(Dataset listings of figures)
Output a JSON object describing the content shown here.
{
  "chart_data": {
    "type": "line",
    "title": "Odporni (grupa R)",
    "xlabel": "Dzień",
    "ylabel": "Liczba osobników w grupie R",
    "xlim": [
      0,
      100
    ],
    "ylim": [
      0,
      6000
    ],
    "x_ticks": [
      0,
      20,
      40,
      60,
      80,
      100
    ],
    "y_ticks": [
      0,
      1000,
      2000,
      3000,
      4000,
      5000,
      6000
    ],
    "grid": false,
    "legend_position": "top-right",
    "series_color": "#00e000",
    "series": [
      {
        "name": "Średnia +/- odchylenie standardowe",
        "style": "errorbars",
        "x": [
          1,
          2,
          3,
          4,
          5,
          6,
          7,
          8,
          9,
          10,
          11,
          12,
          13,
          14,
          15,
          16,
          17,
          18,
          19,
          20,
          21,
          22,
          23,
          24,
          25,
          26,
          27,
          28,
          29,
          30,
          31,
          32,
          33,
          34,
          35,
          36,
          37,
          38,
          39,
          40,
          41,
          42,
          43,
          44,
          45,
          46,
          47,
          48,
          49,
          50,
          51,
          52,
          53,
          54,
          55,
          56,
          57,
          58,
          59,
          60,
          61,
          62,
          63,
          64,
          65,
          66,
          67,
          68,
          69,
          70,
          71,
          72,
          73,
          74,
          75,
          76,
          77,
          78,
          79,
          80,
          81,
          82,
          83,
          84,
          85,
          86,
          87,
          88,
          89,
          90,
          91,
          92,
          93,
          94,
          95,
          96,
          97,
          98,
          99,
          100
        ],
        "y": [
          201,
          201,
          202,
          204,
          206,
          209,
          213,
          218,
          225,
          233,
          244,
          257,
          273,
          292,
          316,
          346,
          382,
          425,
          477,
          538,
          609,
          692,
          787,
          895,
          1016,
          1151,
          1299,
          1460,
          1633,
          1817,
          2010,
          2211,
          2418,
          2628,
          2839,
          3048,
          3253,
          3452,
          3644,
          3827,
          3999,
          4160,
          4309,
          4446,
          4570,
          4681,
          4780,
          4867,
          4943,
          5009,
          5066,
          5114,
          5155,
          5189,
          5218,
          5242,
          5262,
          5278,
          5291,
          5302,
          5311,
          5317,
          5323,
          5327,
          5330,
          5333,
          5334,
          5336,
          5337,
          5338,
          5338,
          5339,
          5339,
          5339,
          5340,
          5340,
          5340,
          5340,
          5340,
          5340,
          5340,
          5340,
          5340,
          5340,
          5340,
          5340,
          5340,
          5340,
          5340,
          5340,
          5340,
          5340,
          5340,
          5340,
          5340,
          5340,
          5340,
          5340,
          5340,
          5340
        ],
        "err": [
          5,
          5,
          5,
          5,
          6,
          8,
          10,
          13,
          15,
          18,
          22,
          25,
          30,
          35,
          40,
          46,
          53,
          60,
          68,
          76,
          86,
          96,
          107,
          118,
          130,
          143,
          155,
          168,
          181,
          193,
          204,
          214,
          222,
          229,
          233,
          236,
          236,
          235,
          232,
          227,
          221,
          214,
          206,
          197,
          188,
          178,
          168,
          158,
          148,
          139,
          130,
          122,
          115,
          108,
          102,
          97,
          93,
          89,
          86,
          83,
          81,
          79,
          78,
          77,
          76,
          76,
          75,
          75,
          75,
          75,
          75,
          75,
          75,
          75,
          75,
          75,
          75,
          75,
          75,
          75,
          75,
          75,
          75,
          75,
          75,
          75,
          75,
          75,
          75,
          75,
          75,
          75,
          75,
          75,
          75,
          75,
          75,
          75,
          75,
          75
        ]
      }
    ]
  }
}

• **WORK TO BE COMPLETED**
Transcribe the material above word for word.

• **WORKED ANSWER**
Output a JSON object describing the content shown here.
{
  "chart_data": {
    "type": "line",
    "title": "Odporni (grupa R)",
    "xlabel": "Dzień",
    "ylabel": "Liczba osobników w grupie R",
    "xlim": [
      0,
      100
    ],
    "ylim": [
      0,
      6000
    ],
    "x_ticks": [
      0,
      20,
      40,
      60,
      80,
      100
    ],
    "y_ticks": [
      0,
      1000,
      2000,
      3000,
      4000,
      5000,
      6000
    ],
    "grid": false,
    "legend_position": "top-right",
    "series_color": "#00e000",
    "series": [
      {
        "name": "Średnia +/- odchylenie standardowe",
        "style": "errorbars",
        "x": [
          1,
          2,
          3,
          4,
          5,
          6,
          7,
          8,
          9,
          10,
          11,
          12,
          13,
          14,
          15,
          16,
          17,
          18,
          19,
          20,
          21,
          22,
          23,
          24,
          25,
          26,
          27,
          28,
          29,
          30,
          31,
          32,
          33,
          34,
          35,
          36,
          37,
          38,
          39,
          40,
          41,
          42,
          43,
          44,
          45,
          46,
          47,
          48,
          49,
          50,
          51,
          52,
          53,
          54,
          55,
          56,
          57,
          58,
          59,
          60,
          61,
          62,
          63,
          64,
          65,
          66,
          67,
          68,
          69,
          70,
          71,
          72,
          73,
          74,
          75,
          76,
          77,
          78,
          79,
          80,
          81,
          82,
          83,
          84,
          85,
          86,
          87,
          88,
          89,
          90,
          91,
          92,
          93,
          94,
          95,
          96,
          97,
          98,
          99,
          100
        ],
        "y": [
          201,
          201,
          202,
          204,
          206,
          209,
          213,
          218,
          225,
          233,
          244,
          257,
          273,
          292,
          316,
          346,
          382,
          425,
          477,
          538,
          609,
          692,
          787,
          895,
          1016,
          1151,
          1299,
          1460,
          1633,
          1817,
          2010,
          2211,
          2418,
          2628,
          2839,
          3048,
          3253,
          3452,
          3644,
          3827,
          3999,
          4160,
          4309,
          4446,
          4570,
          4681,
          4780,
          4867,
          4943,
          5009,
          5066,
          5114,
          5155,
          5189,
          5218,
          5242,
          5262,
          5278,
          5291,
          5302,
          5311,
          5317,
          5323,
          5327,
          5330,
          5333,
          5334,
          5336,
          5337,
          5338,
          5338,
          5339,
          5339,
          5339,
          5340,
          5340,
          5340,
          5340,
          5340,
          5340,
          5340,
          5340,
          5340,
          5340,
          5340,
          5340,
          5340,
          5340,
          5340,
          5340,
          5340,
          5340,
          5340,
          5340,
          5340,
          5340,
          5340,
          5340,
          5340,
          5340
        ],
        "err": [
          5,
          5,
          5,
          5,
          6,
          8,
          10,
          13,
          15,
          18,
          22,
          25,
          30,
          35,
          40,
          46,
          53,
          60,
          68,
          76,
          86,
          96,
          107,
          118,
          130,
          143,
          155,
          168,
          181,
          193,
          204,
          214,
          222,
          229,
          233,
          236,
          236,
          235,
          232,
          227,
          221,
          214,
          206,
          197,
          188,
          178,
          168,
          158,
          148,
          139,
          130,
          122,
          115,
          108,
          102,
          97,
          93,
          89,
          86,
          83,
          81,
          79,
          78,
          77,
          76,
          76,
          75,
          75,
          75,
          75,
          75,
          75,
          75,
          75,
          75,
          75,
          75,
          75,
          75,
          75,
          75,
          75,
          75,
          75,
          75,
          75,
          75,
          75,
          75,
          75,
          75,
          75,
          75,
          75,
          75,
          75,
          75,
          75,
          75,
          75
        ]
      }
    ]
  }
}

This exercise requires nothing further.